Count every line below that contains "screenshot", then state the total with no other output.

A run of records
◆ ◆ ◆ ◆

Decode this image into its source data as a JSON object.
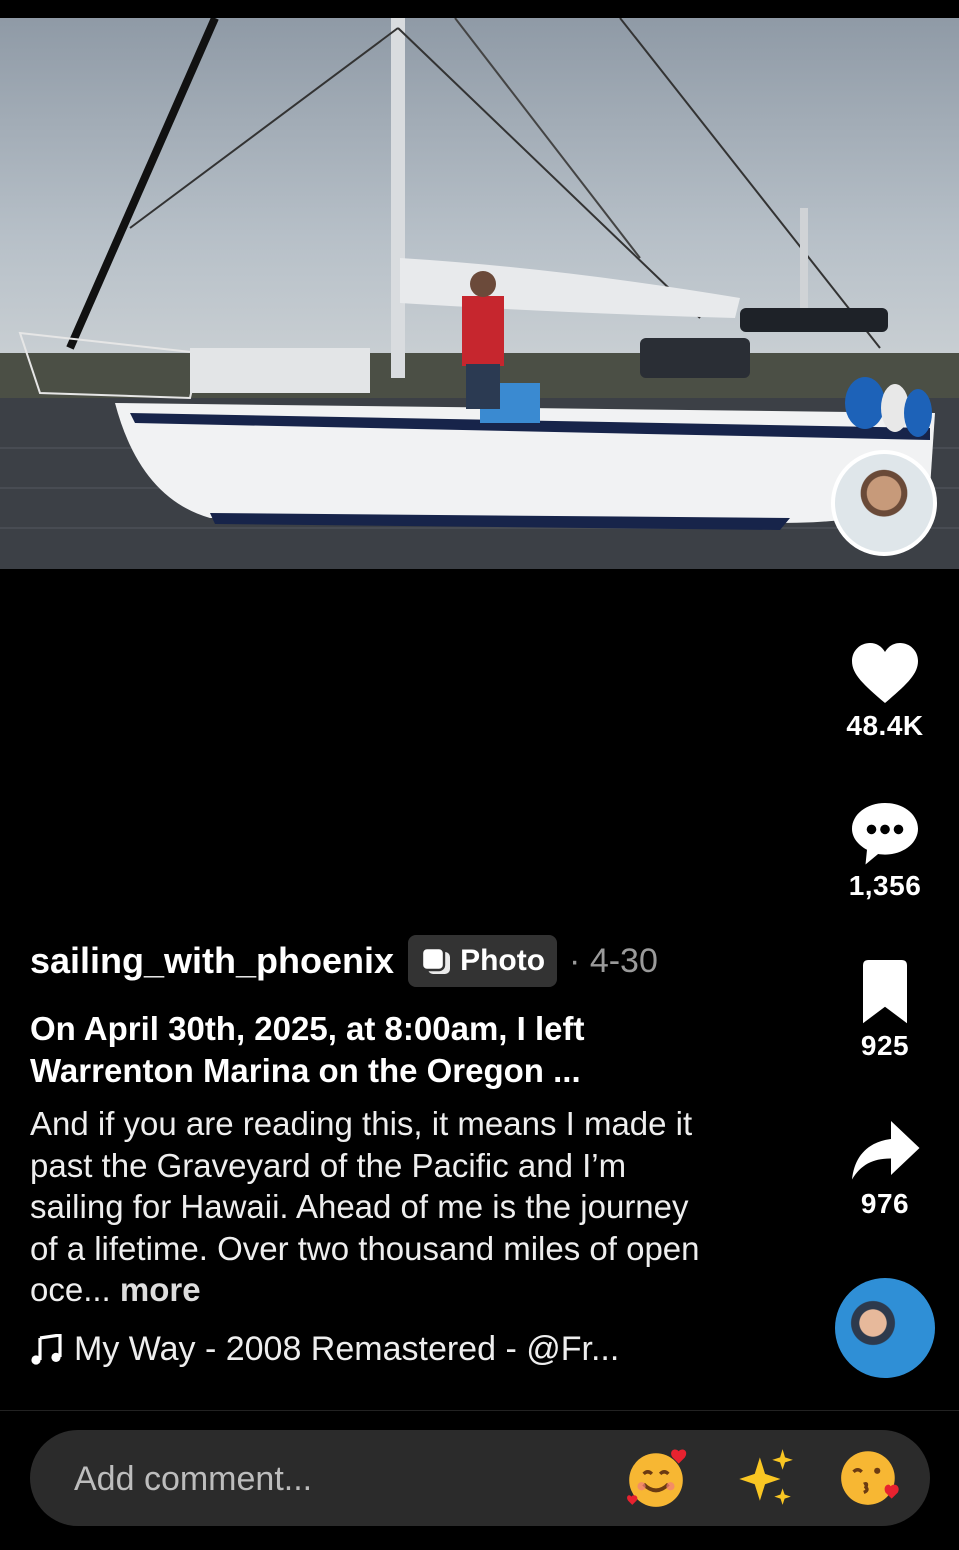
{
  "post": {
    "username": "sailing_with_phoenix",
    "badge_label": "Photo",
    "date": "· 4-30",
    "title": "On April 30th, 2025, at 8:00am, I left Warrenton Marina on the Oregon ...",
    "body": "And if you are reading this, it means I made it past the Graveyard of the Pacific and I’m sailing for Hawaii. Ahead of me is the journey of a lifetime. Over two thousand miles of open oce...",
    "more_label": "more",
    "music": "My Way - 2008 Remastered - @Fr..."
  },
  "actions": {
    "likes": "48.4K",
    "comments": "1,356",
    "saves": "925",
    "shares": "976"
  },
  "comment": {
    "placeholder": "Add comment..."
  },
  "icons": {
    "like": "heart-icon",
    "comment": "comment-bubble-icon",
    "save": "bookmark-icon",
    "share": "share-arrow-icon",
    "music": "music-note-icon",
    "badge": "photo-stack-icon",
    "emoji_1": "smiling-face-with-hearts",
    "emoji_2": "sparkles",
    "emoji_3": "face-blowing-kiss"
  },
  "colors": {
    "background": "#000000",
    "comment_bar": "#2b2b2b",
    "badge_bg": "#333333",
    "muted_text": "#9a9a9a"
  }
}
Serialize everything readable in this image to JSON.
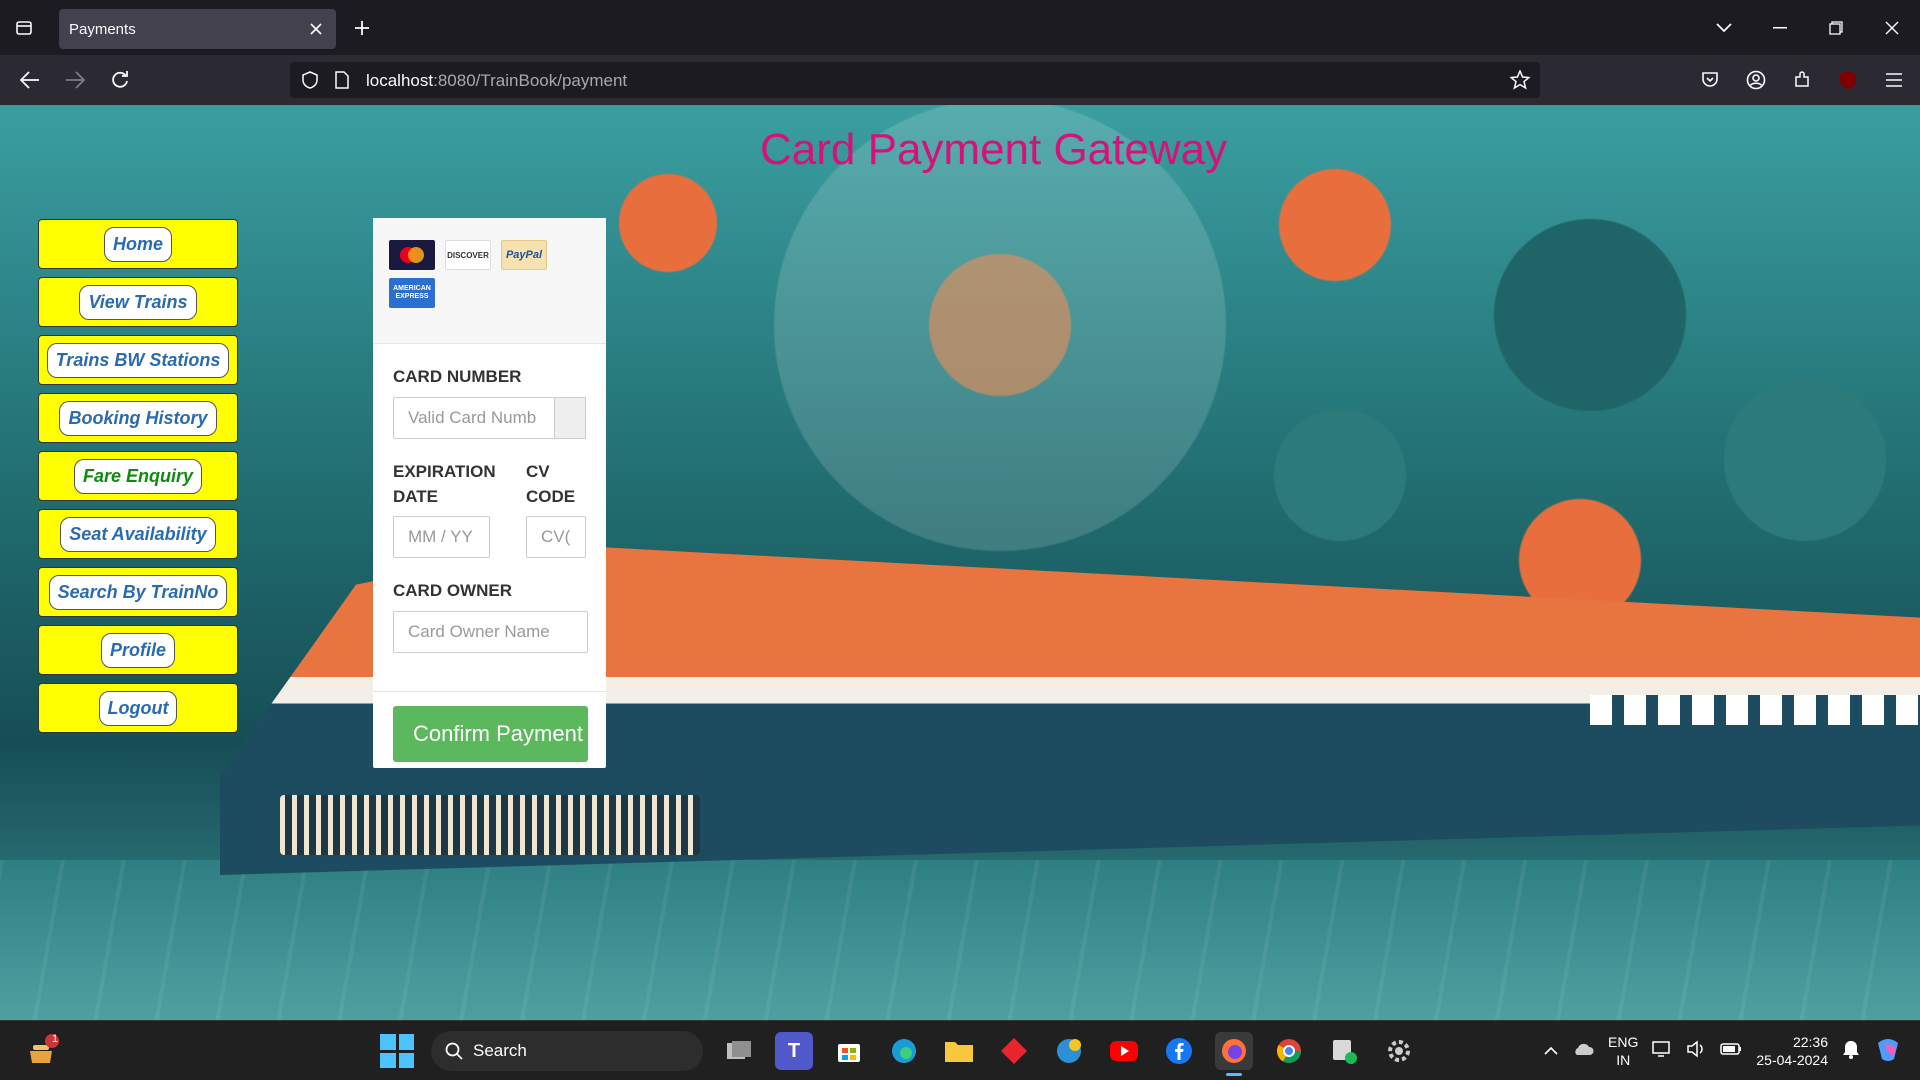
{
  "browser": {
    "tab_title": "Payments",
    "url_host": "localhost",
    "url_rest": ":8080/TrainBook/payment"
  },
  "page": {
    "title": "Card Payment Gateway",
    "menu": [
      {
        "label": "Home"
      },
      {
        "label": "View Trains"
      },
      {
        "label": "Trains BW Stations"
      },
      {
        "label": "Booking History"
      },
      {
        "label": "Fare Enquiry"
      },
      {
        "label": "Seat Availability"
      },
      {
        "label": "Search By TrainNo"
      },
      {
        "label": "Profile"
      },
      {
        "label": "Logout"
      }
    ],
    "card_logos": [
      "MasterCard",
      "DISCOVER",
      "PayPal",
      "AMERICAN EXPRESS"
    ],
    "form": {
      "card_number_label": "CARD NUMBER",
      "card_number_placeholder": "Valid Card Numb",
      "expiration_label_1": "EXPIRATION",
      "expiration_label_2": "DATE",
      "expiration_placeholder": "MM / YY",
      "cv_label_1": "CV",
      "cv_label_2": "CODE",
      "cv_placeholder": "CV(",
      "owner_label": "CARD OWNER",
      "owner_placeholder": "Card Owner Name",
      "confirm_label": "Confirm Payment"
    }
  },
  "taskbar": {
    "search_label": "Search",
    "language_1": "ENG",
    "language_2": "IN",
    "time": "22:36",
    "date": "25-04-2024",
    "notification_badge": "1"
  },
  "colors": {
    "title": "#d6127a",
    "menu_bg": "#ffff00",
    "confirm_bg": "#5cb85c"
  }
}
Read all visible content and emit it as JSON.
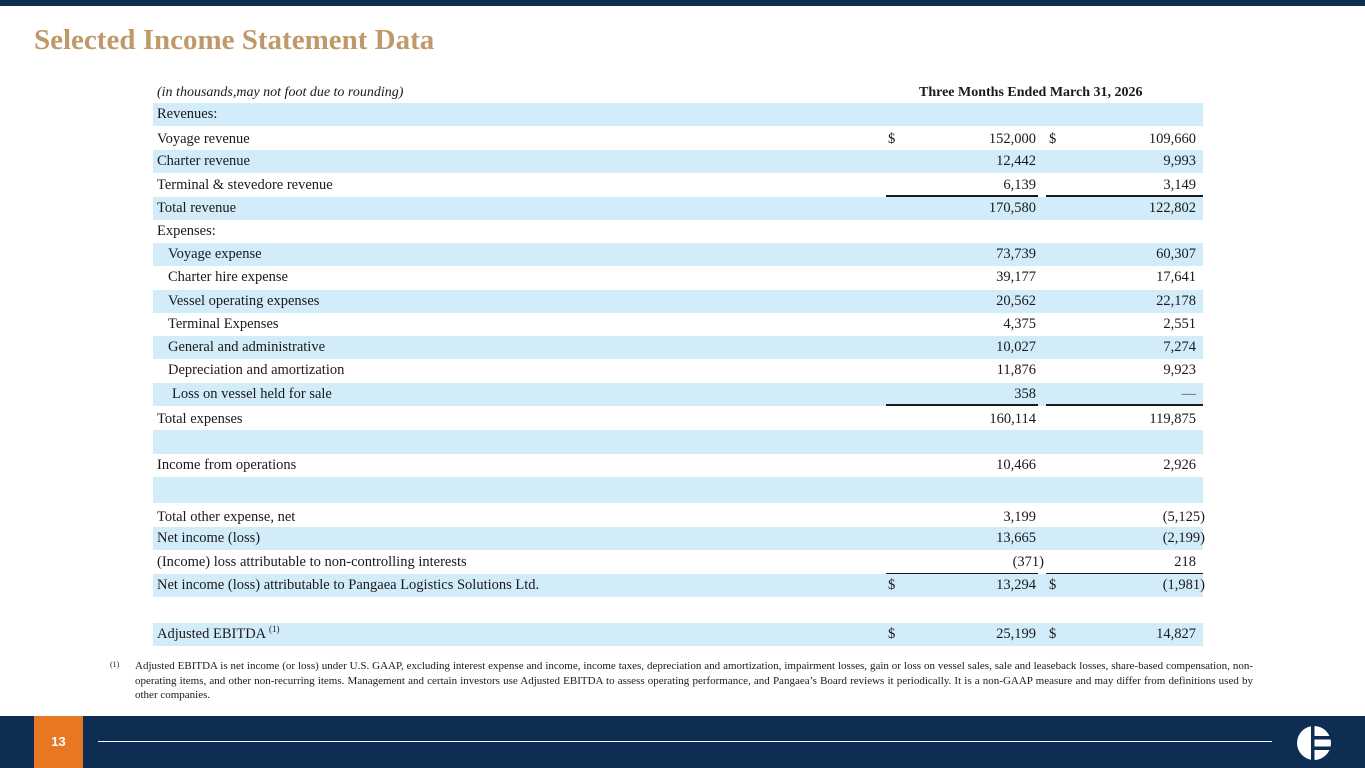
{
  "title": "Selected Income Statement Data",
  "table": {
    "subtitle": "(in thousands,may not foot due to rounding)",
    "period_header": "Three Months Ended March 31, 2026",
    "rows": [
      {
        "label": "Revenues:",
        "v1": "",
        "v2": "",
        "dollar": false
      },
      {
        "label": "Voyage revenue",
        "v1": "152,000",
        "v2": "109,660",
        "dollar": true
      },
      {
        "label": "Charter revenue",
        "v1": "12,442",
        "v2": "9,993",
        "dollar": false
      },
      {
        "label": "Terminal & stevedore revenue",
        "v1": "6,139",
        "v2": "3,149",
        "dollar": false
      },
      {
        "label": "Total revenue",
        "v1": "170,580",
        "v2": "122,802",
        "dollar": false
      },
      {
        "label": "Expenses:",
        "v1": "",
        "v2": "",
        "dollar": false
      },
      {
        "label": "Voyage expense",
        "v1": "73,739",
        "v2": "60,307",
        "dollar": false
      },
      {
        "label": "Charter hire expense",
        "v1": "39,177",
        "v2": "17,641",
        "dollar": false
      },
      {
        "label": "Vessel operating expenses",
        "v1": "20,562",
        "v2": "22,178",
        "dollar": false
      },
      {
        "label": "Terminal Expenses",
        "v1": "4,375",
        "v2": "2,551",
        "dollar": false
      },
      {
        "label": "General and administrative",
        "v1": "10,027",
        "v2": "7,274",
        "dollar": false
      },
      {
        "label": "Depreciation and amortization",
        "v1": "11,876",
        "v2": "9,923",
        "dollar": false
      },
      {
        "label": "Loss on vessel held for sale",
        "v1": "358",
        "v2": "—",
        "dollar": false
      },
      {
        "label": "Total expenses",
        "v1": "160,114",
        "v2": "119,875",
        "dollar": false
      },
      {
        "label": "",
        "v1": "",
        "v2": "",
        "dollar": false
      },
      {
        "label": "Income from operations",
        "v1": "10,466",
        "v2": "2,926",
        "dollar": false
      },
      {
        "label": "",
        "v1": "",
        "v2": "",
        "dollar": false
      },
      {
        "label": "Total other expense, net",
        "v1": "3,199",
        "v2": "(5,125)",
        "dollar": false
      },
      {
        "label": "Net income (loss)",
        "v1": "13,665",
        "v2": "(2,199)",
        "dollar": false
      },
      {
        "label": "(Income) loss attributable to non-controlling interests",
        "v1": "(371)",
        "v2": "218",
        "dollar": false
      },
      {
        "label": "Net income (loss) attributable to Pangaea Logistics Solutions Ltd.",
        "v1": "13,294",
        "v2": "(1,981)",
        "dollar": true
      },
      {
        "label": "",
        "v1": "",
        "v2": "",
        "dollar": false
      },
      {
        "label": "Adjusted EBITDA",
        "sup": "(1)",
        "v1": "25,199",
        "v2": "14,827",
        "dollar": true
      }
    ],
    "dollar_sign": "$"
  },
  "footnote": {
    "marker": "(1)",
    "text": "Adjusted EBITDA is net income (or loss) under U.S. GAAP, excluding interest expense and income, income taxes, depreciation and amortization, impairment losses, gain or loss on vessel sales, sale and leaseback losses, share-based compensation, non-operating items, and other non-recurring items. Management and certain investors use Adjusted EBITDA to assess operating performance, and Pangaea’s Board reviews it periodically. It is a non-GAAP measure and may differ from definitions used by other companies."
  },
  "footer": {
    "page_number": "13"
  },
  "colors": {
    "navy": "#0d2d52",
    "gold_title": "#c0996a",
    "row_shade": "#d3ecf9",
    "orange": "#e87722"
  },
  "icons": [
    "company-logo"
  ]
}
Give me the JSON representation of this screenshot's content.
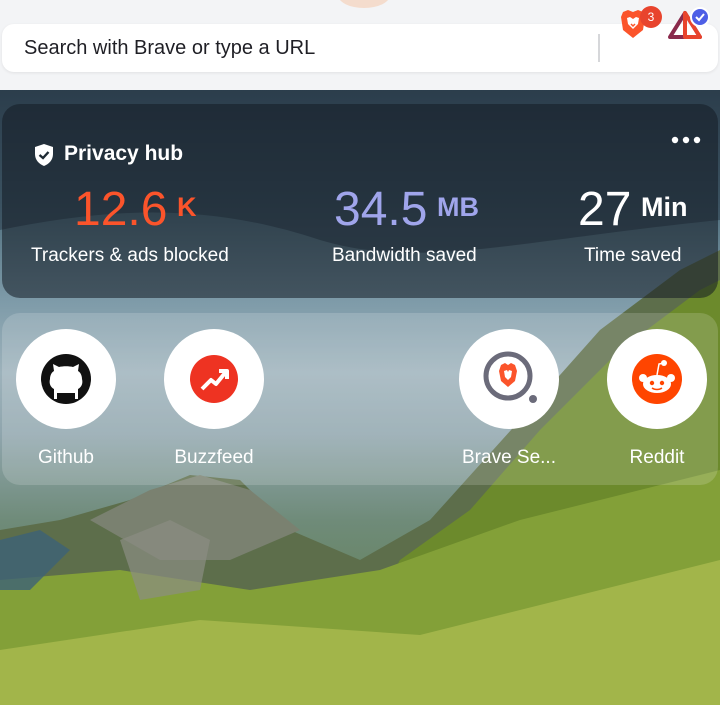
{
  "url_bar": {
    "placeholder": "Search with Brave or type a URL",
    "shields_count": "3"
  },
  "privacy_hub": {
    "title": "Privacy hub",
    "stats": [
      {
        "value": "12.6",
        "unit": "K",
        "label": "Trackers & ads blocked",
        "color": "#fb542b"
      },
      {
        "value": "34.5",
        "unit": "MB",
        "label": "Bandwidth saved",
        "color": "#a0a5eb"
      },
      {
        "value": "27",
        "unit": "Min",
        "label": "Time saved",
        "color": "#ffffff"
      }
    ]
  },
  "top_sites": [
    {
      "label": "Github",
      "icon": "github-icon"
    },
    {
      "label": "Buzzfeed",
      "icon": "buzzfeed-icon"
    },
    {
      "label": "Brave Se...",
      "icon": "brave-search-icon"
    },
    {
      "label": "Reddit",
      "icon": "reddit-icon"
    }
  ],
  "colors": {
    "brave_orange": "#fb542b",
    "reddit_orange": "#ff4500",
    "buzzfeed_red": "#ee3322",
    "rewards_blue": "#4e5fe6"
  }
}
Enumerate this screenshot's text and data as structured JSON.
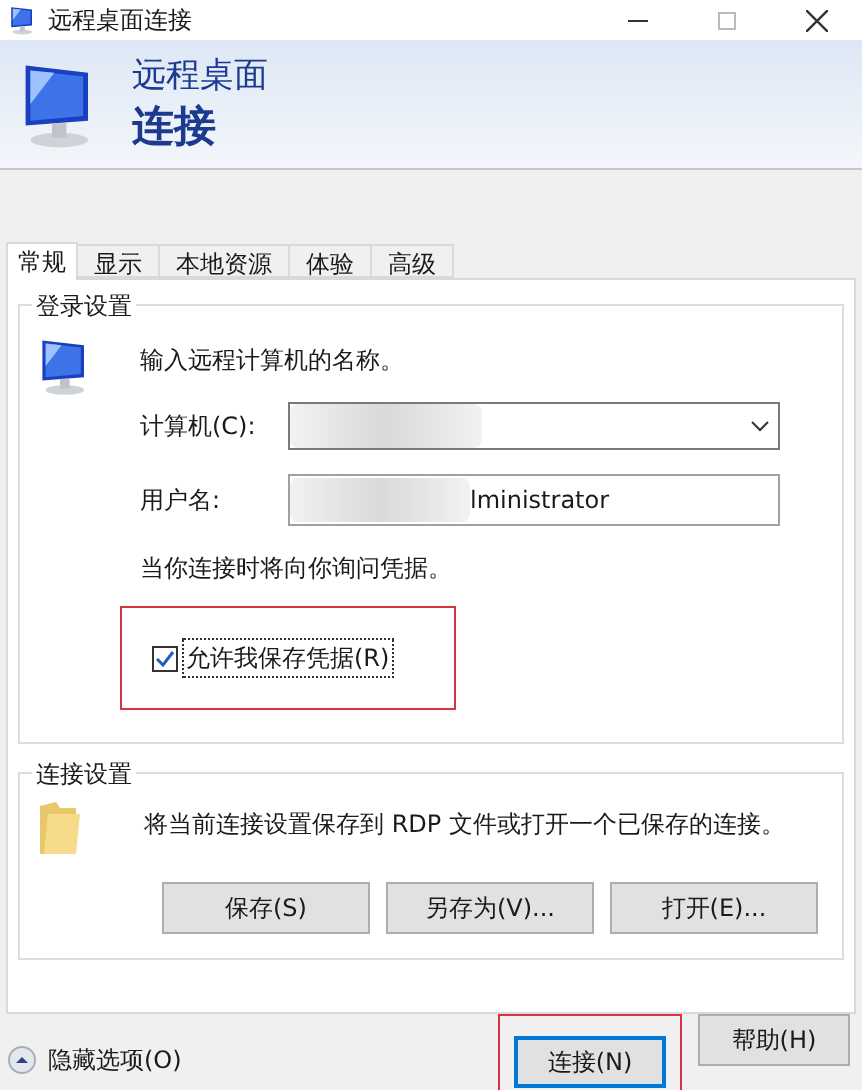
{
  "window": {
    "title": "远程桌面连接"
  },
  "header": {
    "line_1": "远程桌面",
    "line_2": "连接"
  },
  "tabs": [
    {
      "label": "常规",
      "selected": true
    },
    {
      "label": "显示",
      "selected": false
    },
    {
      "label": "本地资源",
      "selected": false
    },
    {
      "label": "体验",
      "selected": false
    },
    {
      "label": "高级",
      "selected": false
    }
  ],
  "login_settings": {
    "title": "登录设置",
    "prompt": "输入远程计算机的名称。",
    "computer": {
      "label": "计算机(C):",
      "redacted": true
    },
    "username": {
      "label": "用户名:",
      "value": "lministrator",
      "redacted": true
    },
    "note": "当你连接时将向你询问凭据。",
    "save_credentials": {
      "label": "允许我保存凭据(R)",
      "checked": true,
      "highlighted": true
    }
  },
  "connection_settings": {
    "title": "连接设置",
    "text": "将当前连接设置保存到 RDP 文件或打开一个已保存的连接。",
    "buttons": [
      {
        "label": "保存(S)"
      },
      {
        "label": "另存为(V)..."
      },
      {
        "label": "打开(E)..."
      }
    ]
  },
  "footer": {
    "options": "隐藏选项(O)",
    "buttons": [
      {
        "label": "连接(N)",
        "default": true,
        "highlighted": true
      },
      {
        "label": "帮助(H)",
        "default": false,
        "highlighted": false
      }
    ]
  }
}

◆ ◆ ◆ ◆

**The output**
2